## [Problem to solve]
For each line that holds "caption", copy the line out.

[Collected data entries]

════

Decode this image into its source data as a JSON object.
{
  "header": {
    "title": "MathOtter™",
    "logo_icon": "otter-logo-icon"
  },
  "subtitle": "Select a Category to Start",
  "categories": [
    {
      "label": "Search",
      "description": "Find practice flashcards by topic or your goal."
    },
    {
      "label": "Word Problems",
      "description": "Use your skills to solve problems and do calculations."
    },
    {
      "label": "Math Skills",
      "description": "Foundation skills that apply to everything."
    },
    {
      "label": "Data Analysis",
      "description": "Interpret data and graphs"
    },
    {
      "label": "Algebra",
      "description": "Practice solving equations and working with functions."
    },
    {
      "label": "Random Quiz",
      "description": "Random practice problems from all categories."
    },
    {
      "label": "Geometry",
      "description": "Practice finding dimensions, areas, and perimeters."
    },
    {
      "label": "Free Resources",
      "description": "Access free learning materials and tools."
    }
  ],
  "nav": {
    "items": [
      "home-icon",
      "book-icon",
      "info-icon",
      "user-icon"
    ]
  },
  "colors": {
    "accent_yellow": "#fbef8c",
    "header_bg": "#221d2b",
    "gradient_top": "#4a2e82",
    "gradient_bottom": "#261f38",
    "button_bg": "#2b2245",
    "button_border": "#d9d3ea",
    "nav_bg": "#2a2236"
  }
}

════

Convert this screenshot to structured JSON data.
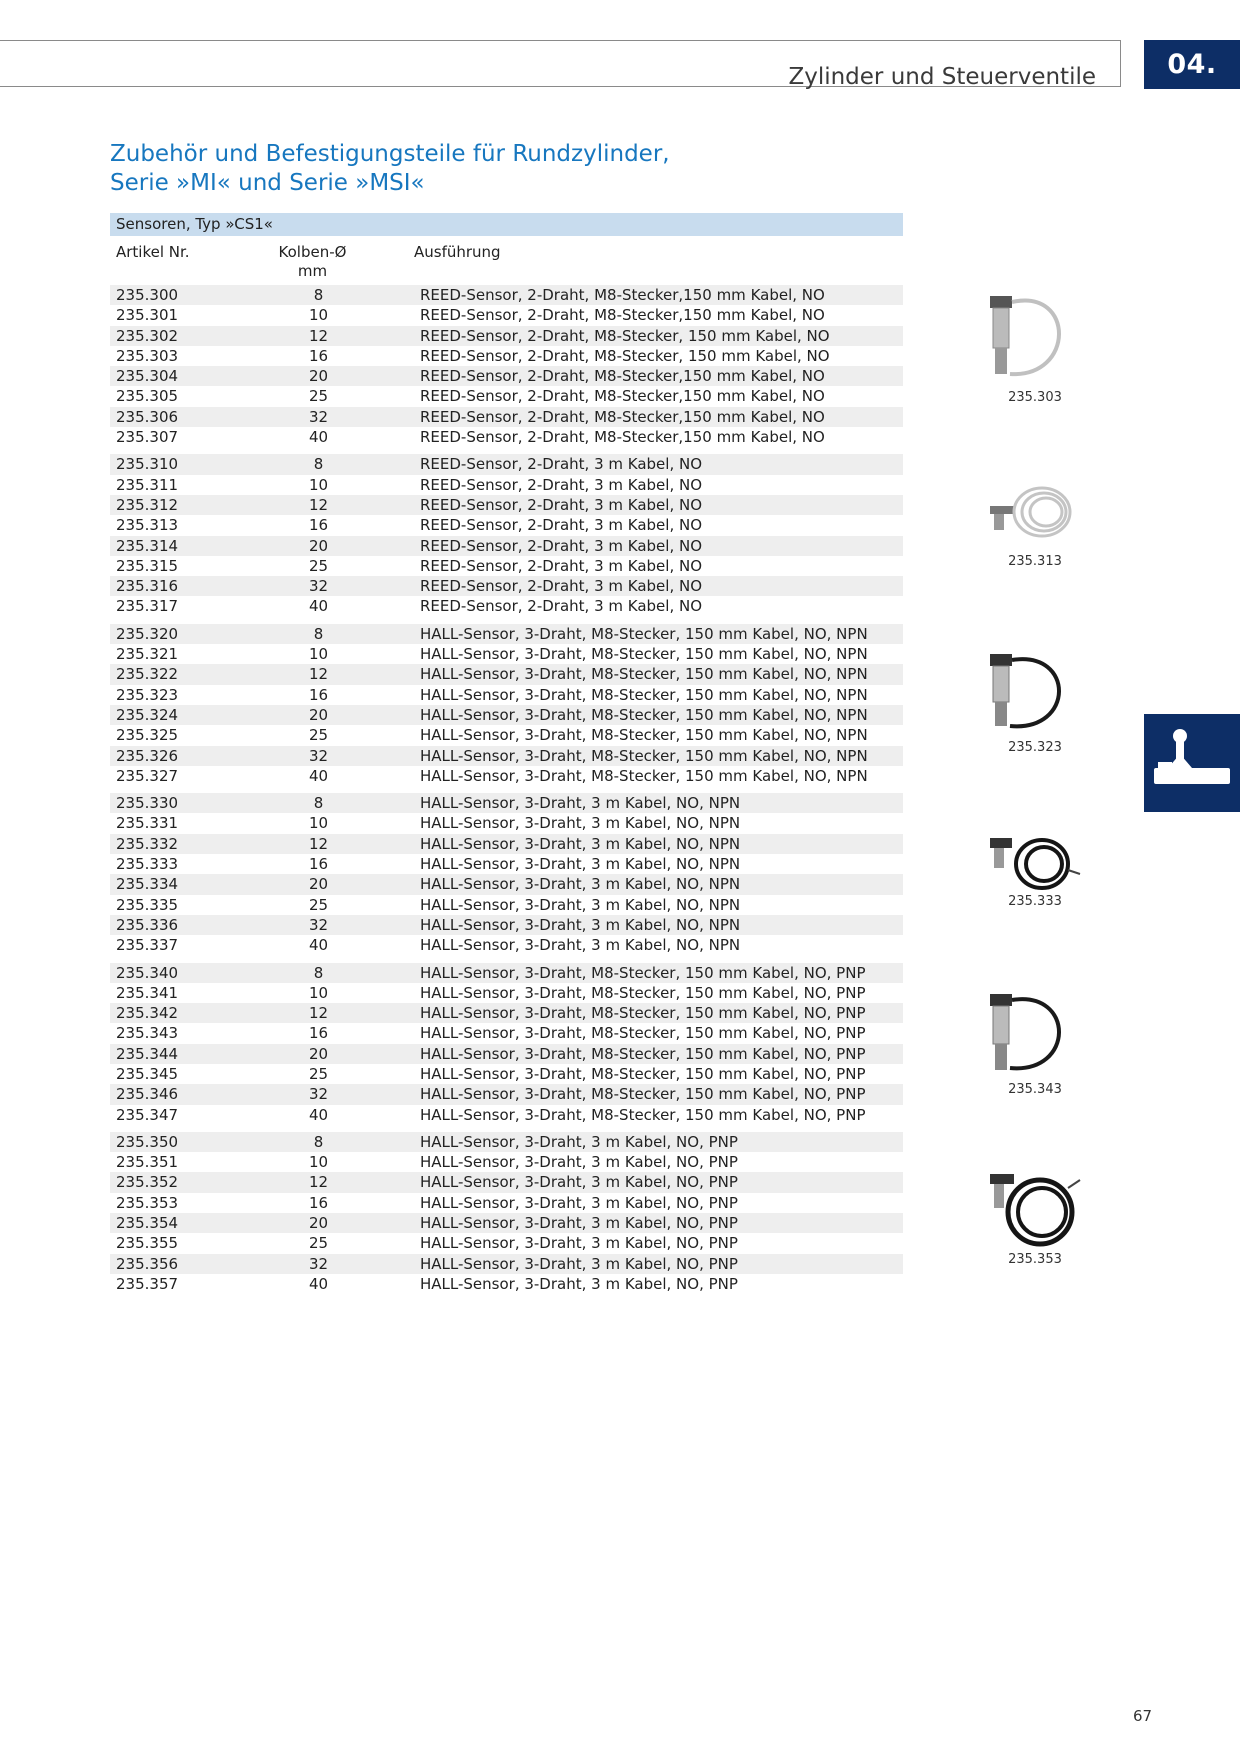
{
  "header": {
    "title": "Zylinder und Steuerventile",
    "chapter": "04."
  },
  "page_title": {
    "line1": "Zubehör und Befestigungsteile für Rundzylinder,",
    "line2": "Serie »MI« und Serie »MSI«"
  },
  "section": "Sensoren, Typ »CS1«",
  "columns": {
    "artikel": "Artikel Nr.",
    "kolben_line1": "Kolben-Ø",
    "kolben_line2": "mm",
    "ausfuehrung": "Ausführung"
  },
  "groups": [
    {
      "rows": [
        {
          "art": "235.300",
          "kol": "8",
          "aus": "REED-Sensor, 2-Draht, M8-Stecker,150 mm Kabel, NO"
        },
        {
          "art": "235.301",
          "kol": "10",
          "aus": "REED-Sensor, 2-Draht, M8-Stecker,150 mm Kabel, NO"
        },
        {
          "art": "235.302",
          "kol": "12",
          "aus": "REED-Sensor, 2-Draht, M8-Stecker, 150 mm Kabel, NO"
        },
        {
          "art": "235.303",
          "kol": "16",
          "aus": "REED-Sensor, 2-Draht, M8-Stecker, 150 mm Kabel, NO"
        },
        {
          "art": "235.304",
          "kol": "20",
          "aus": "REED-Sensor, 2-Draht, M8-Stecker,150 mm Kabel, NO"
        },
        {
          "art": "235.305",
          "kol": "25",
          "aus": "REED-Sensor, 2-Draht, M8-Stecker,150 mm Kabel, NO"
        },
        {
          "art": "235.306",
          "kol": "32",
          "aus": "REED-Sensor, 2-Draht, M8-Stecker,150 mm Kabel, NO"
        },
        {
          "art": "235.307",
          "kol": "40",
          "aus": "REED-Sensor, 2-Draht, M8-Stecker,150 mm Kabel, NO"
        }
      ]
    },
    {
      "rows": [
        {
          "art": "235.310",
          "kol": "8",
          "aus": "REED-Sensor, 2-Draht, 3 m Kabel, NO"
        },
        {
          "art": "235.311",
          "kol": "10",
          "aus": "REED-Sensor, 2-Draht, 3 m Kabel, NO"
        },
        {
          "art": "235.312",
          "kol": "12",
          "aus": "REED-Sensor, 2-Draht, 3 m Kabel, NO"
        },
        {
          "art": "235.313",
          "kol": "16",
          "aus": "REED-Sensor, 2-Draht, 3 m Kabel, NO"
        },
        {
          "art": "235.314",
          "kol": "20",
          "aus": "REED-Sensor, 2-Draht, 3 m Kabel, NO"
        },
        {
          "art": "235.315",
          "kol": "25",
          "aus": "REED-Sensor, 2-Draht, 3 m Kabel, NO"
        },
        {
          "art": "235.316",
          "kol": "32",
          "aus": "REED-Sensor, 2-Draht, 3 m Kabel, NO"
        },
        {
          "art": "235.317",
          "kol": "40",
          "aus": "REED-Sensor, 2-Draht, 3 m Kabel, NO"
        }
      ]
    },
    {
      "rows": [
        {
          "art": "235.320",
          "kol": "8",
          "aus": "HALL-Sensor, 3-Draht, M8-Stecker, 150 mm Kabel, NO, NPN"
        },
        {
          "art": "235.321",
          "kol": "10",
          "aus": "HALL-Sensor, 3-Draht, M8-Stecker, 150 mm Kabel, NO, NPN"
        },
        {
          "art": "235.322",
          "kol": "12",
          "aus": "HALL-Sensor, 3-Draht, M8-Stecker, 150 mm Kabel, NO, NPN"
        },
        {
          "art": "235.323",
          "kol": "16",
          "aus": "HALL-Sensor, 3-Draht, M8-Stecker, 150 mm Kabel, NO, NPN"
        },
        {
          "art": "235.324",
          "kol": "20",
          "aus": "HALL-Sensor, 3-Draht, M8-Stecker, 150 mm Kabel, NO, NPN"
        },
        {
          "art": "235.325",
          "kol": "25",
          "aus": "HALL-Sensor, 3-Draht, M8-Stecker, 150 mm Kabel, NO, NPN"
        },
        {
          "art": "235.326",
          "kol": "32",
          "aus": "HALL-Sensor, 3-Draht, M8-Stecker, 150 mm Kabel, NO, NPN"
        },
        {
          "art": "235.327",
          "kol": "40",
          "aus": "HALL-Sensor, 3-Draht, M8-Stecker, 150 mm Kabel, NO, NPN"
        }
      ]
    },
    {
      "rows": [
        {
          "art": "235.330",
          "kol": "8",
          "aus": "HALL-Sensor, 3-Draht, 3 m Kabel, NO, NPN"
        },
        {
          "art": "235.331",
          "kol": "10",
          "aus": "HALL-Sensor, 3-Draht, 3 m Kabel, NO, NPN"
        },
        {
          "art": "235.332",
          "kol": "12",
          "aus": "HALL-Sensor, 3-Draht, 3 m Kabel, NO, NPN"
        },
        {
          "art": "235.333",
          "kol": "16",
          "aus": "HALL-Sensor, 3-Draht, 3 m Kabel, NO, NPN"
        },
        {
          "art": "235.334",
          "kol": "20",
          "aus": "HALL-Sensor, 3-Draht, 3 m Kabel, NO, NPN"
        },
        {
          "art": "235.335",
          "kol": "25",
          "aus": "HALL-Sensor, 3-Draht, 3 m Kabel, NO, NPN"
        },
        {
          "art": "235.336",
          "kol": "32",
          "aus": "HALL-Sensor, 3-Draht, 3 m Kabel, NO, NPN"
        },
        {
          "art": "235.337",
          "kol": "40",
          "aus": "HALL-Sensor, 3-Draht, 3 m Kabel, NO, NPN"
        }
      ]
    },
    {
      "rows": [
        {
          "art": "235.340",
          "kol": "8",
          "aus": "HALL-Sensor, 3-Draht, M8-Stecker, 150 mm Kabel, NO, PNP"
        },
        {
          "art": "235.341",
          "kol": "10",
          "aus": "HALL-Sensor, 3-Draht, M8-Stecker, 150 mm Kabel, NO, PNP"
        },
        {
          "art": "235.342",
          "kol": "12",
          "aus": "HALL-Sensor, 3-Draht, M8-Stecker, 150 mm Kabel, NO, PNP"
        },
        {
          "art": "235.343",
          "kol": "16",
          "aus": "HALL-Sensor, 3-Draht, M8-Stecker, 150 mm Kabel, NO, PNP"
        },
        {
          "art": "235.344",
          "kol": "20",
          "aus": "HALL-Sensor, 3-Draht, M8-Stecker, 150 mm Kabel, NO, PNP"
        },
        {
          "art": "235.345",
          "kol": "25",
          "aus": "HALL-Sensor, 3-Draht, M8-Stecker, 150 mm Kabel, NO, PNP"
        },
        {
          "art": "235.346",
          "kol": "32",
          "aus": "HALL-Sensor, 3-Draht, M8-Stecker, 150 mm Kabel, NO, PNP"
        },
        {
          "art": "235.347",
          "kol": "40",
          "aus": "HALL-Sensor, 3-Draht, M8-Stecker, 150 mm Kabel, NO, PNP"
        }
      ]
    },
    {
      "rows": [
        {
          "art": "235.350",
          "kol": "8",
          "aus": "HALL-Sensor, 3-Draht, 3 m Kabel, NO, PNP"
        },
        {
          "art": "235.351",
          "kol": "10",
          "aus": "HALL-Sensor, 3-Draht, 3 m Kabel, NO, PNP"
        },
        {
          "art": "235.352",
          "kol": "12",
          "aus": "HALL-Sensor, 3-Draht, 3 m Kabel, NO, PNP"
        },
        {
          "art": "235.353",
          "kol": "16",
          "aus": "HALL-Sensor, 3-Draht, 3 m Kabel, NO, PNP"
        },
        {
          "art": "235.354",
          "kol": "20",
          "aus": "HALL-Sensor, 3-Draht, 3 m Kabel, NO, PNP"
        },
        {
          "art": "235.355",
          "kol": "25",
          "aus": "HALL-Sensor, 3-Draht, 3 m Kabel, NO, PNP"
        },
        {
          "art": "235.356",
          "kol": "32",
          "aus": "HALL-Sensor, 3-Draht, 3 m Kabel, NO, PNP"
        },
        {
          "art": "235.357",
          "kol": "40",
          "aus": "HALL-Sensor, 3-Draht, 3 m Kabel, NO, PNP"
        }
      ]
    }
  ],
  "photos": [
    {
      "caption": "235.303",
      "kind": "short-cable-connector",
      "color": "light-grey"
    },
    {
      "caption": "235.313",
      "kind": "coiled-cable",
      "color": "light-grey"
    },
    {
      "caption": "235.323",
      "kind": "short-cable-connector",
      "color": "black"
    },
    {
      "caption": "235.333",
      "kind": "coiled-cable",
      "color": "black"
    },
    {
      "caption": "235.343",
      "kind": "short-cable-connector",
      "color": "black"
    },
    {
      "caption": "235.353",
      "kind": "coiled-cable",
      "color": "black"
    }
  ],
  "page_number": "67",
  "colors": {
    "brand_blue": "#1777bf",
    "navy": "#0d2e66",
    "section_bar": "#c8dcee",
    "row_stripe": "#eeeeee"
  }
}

════

## [Worked solution]
      "caption": "235.303",
      "caption": "235.313",
      "caption": "235.323",
      "caption": "235.333",
      "caption": "235.343",
      "caption": "235.353",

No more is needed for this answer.